WHAT THE EXERCISE ASKS — Select, from the data, each line where "style" occurs.

━━ AVAILABLE DATA

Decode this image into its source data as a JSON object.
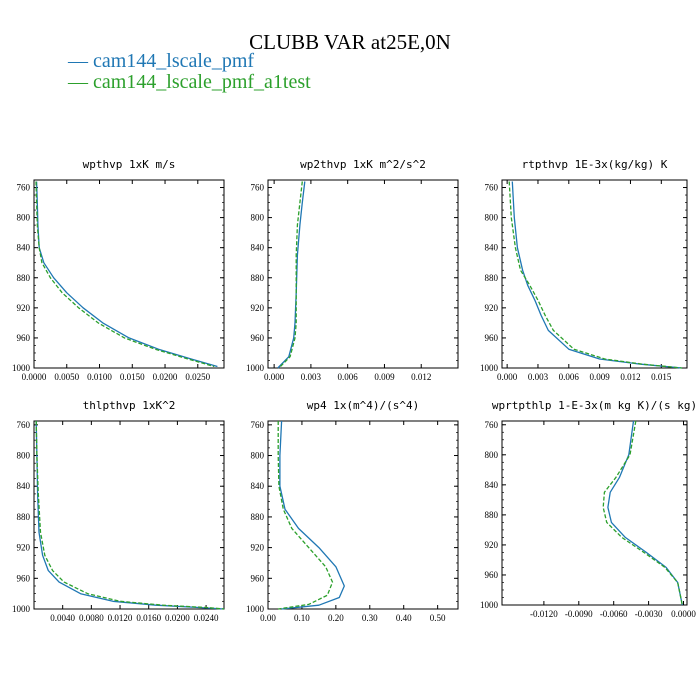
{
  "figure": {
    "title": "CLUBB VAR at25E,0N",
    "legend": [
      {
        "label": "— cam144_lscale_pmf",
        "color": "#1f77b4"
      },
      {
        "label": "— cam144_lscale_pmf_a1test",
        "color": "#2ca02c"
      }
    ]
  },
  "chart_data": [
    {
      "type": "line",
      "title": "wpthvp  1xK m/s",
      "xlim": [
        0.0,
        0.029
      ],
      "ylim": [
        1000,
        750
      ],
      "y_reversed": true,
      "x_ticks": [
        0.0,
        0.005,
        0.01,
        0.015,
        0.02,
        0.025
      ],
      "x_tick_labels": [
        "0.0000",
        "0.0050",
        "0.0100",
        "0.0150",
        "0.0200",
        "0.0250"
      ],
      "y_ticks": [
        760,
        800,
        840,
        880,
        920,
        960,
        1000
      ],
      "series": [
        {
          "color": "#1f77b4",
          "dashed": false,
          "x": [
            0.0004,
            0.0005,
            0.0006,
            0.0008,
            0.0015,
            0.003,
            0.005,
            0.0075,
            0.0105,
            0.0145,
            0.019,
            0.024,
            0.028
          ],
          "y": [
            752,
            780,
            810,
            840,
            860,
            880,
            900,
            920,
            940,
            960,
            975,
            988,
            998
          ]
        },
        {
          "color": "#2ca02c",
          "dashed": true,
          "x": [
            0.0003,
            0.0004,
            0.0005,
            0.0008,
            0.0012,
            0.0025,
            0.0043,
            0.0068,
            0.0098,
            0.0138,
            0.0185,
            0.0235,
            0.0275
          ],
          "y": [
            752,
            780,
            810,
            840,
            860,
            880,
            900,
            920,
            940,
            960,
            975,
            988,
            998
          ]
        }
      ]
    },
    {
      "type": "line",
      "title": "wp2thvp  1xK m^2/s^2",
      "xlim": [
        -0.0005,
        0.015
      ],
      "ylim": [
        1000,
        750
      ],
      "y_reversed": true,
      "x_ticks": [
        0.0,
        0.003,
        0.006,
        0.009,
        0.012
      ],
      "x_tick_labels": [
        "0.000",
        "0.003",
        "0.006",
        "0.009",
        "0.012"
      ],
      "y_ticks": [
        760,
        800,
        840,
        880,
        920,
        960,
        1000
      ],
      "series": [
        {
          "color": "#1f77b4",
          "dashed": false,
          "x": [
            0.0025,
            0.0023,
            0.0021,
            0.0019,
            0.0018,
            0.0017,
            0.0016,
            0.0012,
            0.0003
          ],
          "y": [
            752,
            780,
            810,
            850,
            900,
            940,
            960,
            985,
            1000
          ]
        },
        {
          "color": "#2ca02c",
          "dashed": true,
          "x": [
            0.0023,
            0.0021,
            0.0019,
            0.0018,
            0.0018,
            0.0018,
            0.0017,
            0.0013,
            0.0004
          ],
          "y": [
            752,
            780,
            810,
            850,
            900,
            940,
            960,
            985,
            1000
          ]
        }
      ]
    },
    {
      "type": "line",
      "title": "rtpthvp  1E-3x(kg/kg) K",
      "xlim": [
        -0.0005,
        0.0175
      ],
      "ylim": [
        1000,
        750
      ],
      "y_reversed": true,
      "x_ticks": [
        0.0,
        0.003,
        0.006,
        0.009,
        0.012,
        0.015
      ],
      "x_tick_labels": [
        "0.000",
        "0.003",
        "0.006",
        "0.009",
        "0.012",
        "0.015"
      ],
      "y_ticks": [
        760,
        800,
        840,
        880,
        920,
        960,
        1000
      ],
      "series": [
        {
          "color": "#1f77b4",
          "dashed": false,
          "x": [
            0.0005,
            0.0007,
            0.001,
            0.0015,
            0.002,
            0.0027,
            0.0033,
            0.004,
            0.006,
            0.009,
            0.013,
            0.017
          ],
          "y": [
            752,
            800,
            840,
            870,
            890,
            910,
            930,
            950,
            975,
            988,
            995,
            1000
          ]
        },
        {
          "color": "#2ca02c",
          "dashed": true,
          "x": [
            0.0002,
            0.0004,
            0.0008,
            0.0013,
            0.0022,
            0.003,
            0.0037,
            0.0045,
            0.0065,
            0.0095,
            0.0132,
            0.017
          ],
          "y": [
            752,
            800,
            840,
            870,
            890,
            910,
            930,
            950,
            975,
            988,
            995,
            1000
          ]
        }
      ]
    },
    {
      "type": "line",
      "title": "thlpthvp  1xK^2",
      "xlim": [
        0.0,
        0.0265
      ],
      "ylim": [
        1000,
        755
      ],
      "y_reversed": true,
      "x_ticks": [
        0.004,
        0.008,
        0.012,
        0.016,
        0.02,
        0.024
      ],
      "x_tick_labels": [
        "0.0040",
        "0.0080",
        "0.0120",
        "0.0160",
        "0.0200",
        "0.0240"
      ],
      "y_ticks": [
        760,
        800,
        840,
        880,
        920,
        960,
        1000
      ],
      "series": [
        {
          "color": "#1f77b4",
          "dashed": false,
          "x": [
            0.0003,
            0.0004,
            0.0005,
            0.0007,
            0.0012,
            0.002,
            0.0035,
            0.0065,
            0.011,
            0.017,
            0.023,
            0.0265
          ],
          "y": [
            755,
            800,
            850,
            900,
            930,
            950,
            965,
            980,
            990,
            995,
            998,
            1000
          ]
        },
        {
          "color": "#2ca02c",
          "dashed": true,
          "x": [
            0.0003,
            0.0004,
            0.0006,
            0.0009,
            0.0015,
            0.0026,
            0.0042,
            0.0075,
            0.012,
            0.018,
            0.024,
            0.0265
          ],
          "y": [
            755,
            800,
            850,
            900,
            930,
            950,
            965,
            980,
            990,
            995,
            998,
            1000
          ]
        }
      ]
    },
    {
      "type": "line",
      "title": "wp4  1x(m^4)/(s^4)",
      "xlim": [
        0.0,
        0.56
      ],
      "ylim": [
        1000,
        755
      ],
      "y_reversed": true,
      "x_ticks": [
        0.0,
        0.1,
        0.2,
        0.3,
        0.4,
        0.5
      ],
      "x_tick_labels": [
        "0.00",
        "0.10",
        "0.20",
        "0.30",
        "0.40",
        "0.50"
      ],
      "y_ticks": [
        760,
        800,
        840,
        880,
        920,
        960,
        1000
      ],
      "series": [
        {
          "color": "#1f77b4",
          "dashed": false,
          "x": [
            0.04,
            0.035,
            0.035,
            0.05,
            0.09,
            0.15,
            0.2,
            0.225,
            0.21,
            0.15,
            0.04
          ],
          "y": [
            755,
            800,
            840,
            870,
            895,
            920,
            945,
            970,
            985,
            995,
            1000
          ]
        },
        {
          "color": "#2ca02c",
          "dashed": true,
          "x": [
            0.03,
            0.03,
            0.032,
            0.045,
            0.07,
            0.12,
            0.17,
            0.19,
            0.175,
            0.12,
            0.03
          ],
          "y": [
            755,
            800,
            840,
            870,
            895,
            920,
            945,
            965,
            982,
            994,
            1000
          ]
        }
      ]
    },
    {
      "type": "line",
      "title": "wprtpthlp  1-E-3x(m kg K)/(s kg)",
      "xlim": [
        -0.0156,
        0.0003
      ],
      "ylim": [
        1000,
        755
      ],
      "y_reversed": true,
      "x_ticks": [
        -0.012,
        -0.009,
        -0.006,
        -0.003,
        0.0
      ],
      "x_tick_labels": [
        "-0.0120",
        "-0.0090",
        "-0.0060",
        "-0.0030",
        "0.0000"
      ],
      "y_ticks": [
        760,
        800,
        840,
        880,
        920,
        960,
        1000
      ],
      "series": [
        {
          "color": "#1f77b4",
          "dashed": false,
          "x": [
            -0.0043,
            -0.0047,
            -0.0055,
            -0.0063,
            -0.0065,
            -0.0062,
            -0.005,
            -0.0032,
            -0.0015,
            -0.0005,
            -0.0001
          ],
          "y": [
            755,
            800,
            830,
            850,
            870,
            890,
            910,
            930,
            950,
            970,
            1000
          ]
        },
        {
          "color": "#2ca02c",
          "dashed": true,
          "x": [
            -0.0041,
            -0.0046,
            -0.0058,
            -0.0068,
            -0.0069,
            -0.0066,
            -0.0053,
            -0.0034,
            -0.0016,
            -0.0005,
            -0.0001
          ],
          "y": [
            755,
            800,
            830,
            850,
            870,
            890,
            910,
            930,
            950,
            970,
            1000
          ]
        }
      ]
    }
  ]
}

━━━━
━━ AVAILABLE DATA

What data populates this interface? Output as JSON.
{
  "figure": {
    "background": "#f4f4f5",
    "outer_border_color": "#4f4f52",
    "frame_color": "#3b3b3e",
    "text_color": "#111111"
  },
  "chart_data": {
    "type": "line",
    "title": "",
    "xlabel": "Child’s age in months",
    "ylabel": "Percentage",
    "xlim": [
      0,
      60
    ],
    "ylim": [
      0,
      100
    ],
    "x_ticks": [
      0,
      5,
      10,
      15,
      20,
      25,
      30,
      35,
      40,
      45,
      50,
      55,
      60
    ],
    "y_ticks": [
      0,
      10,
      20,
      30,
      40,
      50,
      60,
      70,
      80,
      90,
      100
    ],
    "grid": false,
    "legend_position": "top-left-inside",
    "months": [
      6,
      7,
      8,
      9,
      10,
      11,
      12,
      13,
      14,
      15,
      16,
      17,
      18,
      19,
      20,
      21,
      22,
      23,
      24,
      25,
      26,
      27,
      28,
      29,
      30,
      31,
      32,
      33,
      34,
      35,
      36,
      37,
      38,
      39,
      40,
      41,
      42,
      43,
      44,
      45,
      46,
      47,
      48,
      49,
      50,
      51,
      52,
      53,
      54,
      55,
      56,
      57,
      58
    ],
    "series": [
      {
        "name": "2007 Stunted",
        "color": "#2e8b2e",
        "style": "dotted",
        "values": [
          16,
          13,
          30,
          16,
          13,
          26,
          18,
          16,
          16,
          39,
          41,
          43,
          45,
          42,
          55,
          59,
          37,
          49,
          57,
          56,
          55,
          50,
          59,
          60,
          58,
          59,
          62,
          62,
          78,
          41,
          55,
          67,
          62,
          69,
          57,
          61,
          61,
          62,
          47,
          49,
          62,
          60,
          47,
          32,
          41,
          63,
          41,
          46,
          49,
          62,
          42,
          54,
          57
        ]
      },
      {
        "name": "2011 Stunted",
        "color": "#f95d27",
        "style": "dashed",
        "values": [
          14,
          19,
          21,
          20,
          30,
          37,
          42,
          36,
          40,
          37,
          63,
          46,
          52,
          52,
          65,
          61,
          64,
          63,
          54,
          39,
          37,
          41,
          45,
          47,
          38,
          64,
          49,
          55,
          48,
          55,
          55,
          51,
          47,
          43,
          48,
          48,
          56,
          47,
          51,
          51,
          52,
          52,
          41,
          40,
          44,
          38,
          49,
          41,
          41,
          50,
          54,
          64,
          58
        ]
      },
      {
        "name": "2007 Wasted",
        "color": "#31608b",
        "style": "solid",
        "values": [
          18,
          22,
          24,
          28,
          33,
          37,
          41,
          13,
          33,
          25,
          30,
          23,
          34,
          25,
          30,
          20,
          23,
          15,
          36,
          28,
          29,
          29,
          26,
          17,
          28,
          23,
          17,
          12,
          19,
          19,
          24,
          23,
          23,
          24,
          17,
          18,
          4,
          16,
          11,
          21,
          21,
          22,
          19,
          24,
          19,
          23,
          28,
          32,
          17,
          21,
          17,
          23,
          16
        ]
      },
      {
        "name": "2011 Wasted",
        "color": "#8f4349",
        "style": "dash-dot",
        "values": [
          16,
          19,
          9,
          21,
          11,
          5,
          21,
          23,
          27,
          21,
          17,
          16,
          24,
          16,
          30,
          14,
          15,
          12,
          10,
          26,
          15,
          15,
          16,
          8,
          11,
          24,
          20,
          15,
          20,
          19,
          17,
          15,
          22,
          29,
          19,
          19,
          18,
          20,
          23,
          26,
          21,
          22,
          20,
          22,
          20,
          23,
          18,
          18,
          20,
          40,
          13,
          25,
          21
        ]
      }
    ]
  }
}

━━━━

RESPONSE —
        "style": "dotted",
        "style": "dashed",
        "style": "solid",
        "style": "dash-dot",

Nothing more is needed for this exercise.